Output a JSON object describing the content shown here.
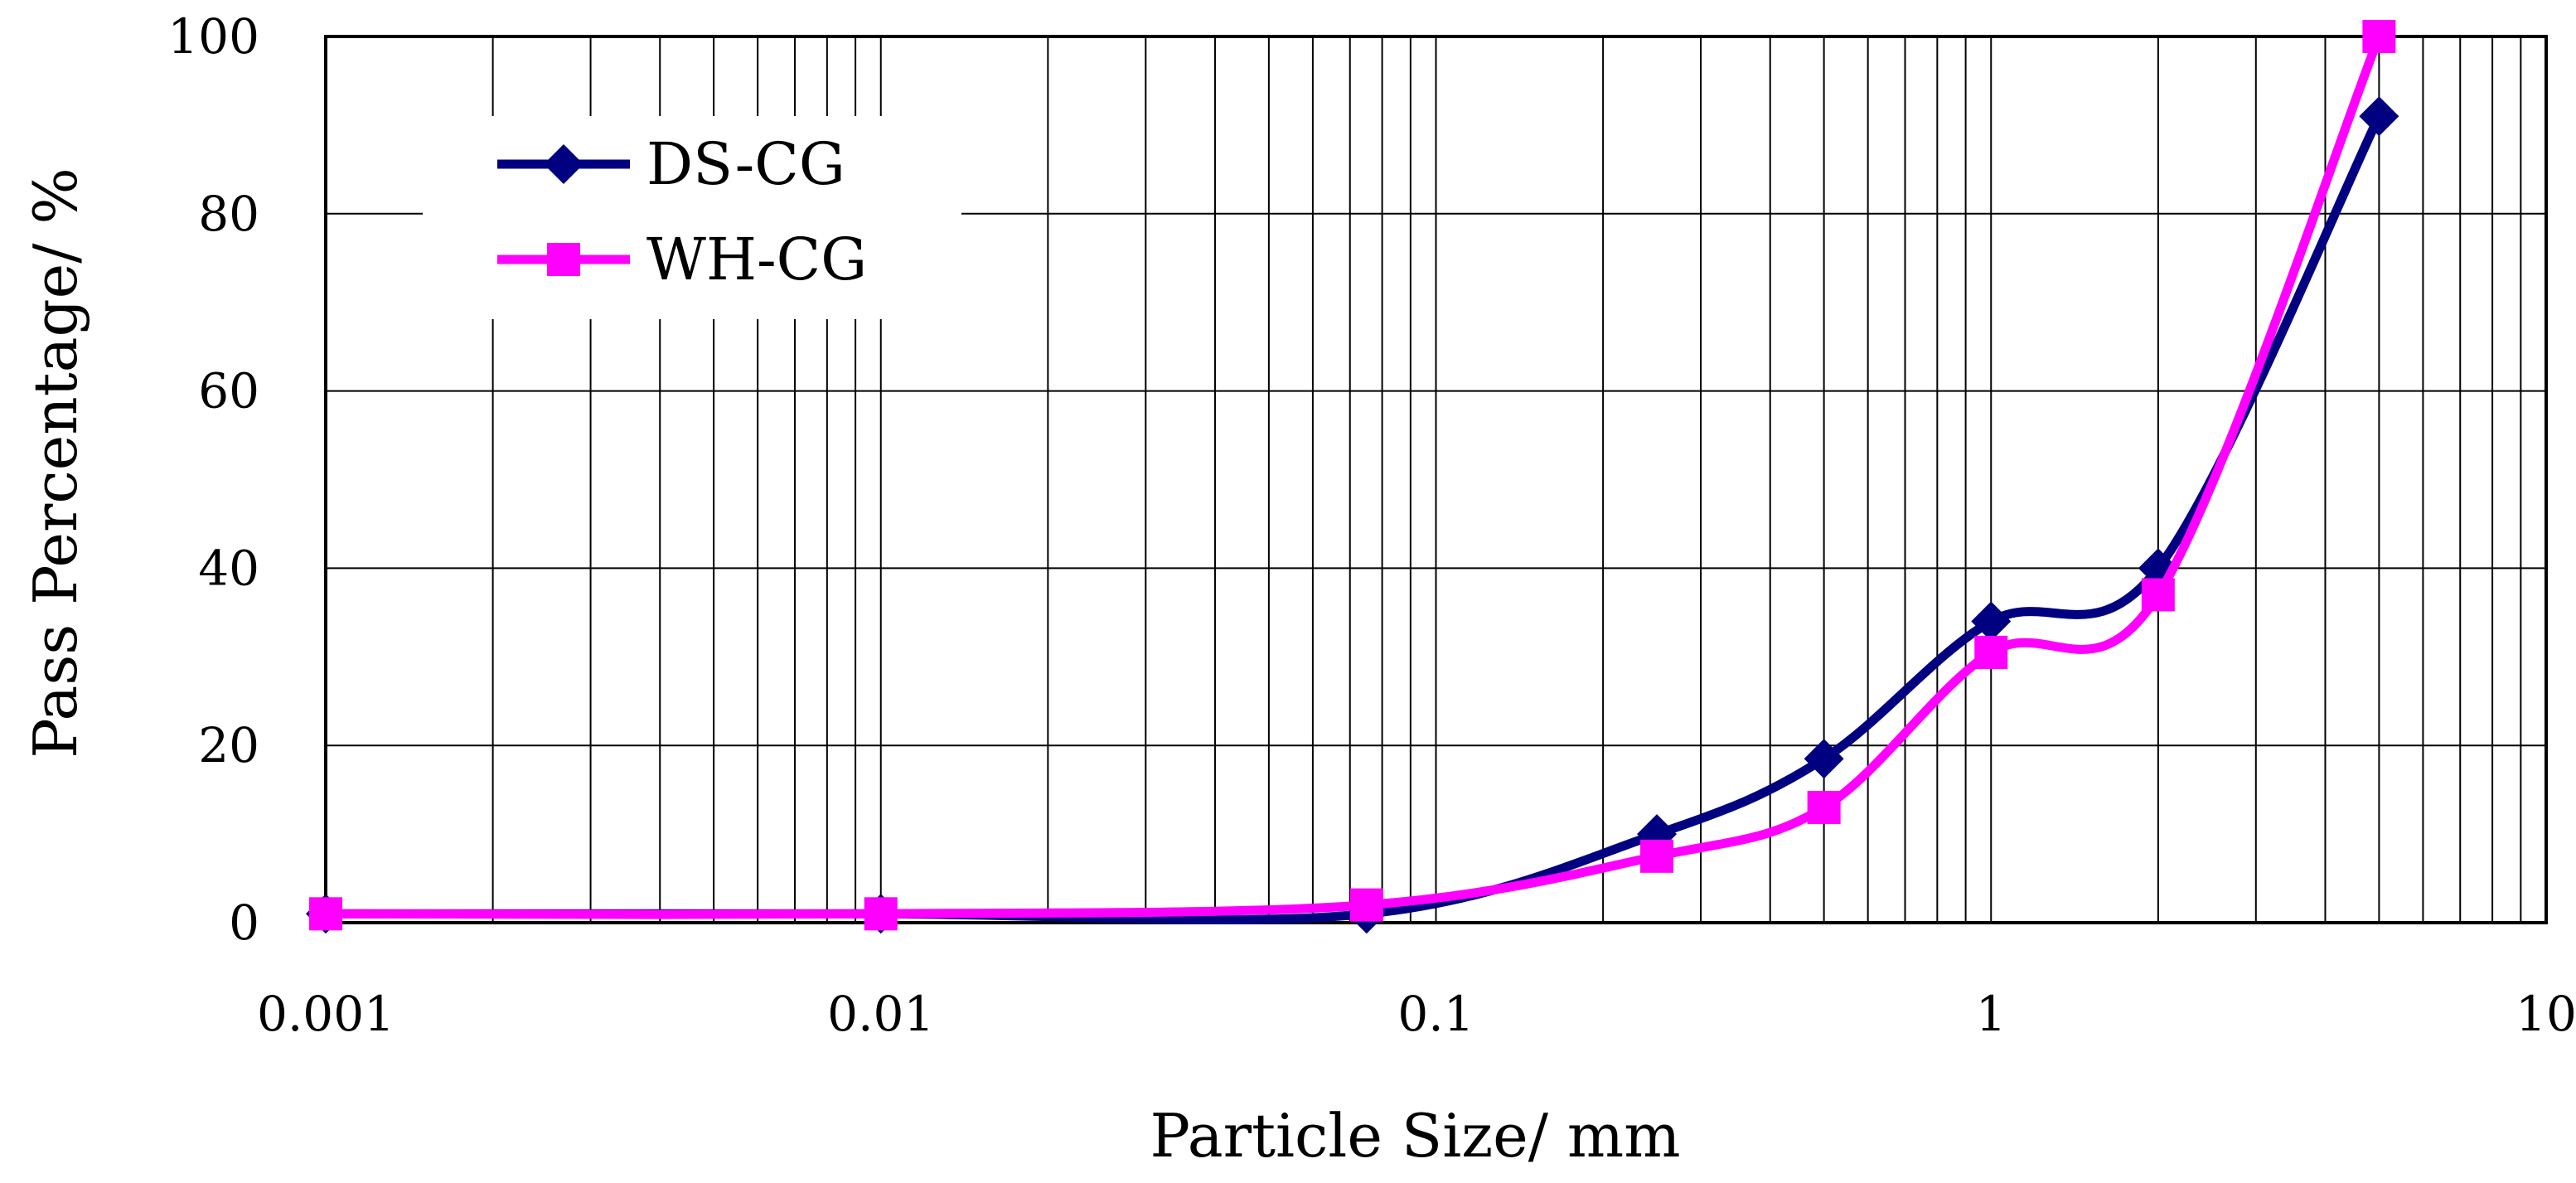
{
  "chart_data": {
    "type": "line",
    "x_scale": "log",
    "title": "",
    "xlabel": "Particle Size/ mm",
    "ylabel": "Pass Percentage/ %",
    "xlim": [
      0.001,
      10
    ],
    "ylim": [
      0,
      100
    ],
    "grid": true,
    "legend_position": "top-left",
    "x_ticks": [
      0.001,
      0.01,
      0.1,
      1,
      10
    ],
    "x_tick_labels": [
      "0.001",
      "0.01",
      "0.1",
      "1",
      "10"
    ],
    "y_ticks": [
      0,
      20,
      40,
      60,
      80,
      100
    ],
    "y_tick_labels": [
      "0",
      "20",
      "40",
      "60",
      "80",
      "100"
    ],
    "series": [
      {
        "name": "DS-CG",
        "color": "#000080",
        "marker": "diamond",
        "x": [
          0.001,
          0.01,
          0.075,
          0.25,
          0.5,
          1,
          2,
          5
        ],
        "y": [
          1,
          1,
          1,
          10,
          18.5,
          34,
          40,
          91
        ]
      },
      {
        "name": "WH-CG",
        "color": "#ff00ff",
        "marker": "square",
        "x": [
          0.001,
          0.01,
          0.075,
          0.25,
          0.5,
          1,
          2,
          5
        ],
        "y": [
          1,
          1,
          2,
          7.5,
          13,
          30.5,
          37,
          100
        ]
      }
    ]
  }
}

Exercise brief :: Return the material word for word. Pictures are not part of the copy.

Output of the exercise ::
Output a JSON object describing the content shown here.
{
  "chart_data": {
    "type": "line",
    "x_scale": "log",
    "title": "",
    "xlabel": "Particle Size/ mm",
    "ylabel": "Pass Percentage/ %",
    "xlim": [
      0.001,
      10
    ],
    "ylim": [
      0,
      100
    ],
    "grid": true,
    "legend_position": "top-left",
    "x_ticks": [
      0.001,
      0.01,
      0.1,
      1,
      10
    ],
    "x_tick_labels": [
      "0.001",
      "0.01",
      "0.1",
      "1",
      "10"
    ],
    "y_ticks": [
      0,
      20,
      40,
      60,
      80,
      100
    ],
    "y_tick_labels": [
      "0",
      "20",
      "40",
      "60",
      "80",
      "100"
    ],
    "series": [
      {
        "name": "DS-CG",
        "color": "#000080",
        "marker": "diamond",
        "x": [
          0.001,
          0.01,
          0.075,
          0.25,
          0.5,
          1,
          2,
          5
        ],
        "y": [
          1,
          1,
          1,
          10,
          18.5,
          34,
          40,
          91
        ]
      },
      {
        "name": "WH-CG",
        "color": "#ff00ff",
        "marker": "square",
        "x": [
          0.001,
          0.01,
          0.075,
          0.25,
          0.5,
          1,
          2,
          5
        ],
        "y": [
          1,
          1,
          2,
          7.5,
          13,
          30.5,
          37,
          100
        ]
      }
    ]
  }
}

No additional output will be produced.